§ REQUIREMENT:
Look through the material below. Copy each line that contains the string "label".

§ EXERCISE INPUTS:
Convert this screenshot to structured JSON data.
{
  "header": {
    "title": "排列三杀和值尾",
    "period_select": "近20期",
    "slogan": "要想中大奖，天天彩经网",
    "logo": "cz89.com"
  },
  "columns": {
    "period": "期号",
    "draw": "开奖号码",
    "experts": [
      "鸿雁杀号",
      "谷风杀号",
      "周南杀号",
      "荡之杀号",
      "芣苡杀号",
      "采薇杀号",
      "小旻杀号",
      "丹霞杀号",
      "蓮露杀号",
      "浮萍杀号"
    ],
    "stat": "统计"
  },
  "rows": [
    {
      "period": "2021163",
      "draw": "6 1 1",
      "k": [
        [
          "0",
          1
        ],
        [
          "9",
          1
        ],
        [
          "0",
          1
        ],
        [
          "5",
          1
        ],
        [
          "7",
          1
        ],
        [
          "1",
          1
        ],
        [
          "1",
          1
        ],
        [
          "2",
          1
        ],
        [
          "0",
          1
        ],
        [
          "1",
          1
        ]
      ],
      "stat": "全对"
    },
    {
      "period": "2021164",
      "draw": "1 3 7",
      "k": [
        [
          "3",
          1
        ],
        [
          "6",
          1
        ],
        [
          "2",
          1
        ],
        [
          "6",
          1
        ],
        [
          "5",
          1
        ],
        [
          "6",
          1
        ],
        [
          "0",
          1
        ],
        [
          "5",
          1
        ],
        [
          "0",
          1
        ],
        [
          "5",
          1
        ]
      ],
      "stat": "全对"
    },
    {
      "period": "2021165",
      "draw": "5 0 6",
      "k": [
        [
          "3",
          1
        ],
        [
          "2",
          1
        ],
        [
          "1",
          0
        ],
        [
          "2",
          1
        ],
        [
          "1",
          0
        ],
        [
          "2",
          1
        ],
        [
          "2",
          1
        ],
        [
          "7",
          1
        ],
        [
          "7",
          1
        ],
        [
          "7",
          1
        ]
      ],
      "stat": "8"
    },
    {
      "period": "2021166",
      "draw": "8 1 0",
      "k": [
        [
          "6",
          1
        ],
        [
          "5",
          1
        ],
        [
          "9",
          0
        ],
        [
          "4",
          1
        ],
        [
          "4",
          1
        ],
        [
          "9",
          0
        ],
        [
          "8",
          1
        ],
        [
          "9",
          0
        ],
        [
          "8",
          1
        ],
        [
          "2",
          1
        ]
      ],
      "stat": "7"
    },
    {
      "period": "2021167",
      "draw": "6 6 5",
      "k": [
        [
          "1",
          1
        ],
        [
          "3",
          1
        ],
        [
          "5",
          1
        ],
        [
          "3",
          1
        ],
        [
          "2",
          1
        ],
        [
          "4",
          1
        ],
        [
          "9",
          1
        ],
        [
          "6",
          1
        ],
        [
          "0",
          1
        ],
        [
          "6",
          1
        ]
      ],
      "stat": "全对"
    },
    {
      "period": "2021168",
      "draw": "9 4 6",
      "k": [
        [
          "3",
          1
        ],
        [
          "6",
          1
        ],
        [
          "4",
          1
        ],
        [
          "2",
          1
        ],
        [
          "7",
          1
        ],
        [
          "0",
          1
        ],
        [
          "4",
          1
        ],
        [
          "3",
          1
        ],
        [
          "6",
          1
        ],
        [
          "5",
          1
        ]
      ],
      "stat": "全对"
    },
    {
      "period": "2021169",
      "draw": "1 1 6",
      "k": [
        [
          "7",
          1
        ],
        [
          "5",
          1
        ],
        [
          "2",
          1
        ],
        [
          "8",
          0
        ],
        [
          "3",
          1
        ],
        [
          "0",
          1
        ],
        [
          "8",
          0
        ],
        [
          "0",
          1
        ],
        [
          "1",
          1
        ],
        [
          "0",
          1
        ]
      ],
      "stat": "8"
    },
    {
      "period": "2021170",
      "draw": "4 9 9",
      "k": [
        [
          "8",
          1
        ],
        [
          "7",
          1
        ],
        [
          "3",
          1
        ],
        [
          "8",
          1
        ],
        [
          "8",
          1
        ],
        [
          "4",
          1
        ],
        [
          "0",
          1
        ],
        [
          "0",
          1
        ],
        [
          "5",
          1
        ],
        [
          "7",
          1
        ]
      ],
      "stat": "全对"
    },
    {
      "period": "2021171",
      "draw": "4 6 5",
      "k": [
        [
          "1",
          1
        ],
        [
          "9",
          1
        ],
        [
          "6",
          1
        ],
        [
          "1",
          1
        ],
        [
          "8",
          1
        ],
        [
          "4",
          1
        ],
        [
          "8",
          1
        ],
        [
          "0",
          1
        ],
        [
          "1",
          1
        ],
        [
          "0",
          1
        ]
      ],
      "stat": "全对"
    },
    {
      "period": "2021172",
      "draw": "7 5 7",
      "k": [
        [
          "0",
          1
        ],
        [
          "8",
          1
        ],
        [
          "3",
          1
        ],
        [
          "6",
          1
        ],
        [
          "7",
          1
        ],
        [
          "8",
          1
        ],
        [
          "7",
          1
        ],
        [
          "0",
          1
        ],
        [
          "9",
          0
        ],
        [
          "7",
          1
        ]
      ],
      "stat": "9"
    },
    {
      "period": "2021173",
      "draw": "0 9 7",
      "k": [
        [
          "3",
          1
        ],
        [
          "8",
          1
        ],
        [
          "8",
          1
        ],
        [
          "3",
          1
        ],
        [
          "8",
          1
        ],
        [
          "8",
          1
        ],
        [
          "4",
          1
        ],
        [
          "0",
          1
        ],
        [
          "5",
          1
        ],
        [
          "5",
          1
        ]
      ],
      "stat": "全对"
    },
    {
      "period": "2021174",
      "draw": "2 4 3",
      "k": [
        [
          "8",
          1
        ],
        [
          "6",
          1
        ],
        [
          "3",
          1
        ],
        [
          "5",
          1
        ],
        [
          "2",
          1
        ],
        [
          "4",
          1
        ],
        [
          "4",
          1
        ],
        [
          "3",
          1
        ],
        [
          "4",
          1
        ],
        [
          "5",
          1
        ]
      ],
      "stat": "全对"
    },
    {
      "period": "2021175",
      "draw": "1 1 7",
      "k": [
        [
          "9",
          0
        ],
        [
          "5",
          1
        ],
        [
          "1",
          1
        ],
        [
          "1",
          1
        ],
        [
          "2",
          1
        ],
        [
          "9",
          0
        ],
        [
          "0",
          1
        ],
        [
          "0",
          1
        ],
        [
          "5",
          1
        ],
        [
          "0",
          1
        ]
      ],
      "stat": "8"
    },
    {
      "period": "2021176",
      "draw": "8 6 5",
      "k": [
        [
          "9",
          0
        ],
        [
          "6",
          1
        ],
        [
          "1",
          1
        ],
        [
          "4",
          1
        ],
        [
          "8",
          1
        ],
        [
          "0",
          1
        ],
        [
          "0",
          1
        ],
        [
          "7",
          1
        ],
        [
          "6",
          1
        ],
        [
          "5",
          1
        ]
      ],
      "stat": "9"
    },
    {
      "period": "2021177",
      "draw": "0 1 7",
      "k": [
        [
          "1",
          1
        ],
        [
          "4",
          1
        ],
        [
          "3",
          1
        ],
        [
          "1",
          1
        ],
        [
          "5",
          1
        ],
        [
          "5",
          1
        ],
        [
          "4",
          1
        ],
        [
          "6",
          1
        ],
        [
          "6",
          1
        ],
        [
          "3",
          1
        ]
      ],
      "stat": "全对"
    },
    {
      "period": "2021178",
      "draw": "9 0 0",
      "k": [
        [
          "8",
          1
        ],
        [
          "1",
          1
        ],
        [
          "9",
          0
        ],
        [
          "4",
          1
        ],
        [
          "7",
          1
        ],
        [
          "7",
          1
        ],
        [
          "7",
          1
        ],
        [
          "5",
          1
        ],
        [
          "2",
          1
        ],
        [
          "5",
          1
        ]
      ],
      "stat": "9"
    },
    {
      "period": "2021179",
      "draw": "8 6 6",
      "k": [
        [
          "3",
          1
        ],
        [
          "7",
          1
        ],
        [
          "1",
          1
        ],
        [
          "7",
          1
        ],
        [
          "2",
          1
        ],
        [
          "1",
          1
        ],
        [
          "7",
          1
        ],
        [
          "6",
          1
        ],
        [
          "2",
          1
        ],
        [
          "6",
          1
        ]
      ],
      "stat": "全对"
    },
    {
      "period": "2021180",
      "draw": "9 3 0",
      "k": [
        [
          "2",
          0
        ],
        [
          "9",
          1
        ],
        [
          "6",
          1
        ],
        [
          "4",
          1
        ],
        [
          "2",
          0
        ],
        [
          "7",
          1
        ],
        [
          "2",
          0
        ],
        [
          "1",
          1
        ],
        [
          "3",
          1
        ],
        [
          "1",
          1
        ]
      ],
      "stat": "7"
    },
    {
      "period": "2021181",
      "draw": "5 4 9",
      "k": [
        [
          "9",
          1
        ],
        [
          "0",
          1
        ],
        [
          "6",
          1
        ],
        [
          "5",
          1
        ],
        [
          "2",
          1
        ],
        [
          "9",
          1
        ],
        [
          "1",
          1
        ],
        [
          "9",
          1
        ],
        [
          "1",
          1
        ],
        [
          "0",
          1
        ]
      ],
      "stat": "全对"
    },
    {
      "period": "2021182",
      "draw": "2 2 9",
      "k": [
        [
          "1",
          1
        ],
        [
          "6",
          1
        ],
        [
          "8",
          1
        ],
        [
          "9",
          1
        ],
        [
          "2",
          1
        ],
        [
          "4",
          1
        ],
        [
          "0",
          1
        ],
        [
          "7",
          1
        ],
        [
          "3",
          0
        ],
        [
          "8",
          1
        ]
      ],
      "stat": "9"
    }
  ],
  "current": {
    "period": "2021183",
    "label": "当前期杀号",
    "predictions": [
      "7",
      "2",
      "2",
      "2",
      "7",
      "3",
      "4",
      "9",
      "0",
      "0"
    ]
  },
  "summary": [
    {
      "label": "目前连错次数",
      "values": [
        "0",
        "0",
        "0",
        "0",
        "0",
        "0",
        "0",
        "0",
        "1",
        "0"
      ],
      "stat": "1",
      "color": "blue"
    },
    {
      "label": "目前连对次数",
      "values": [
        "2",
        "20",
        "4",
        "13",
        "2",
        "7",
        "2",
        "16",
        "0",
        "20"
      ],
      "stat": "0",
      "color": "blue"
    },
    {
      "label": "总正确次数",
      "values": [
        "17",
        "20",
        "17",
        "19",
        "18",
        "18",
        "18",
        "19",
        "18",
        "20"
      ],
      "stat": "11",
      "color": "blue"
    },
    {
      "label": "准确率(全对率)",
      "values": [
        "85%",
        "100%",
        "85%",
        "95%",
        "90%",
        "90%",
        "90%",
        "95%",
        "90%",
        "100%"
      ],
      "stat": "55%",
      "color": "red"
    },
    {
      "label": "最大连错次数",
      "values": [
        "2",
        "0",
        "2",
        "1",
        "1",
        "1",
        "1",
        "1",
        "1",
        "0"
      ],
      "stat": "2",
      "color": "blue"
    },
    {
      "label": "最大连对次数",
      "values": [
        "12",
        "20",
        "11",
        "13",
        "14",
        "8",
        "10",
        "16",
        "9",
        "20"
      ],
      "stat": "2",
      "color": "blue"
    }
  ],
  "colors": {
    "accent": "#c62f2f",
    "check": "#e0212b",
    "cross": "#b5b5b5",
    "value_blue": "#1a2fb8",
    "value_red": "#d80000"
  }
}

§ ANSWER FOR THE TASK:
    "label": "当前期杀号",
      "label": "目前连错次数",
      "label": "目前连对次数",
      "label": "总正确次数",
      "label": "准确率(全对率)",
      "label": "最大连错次数",
      "label": "最大连对次数",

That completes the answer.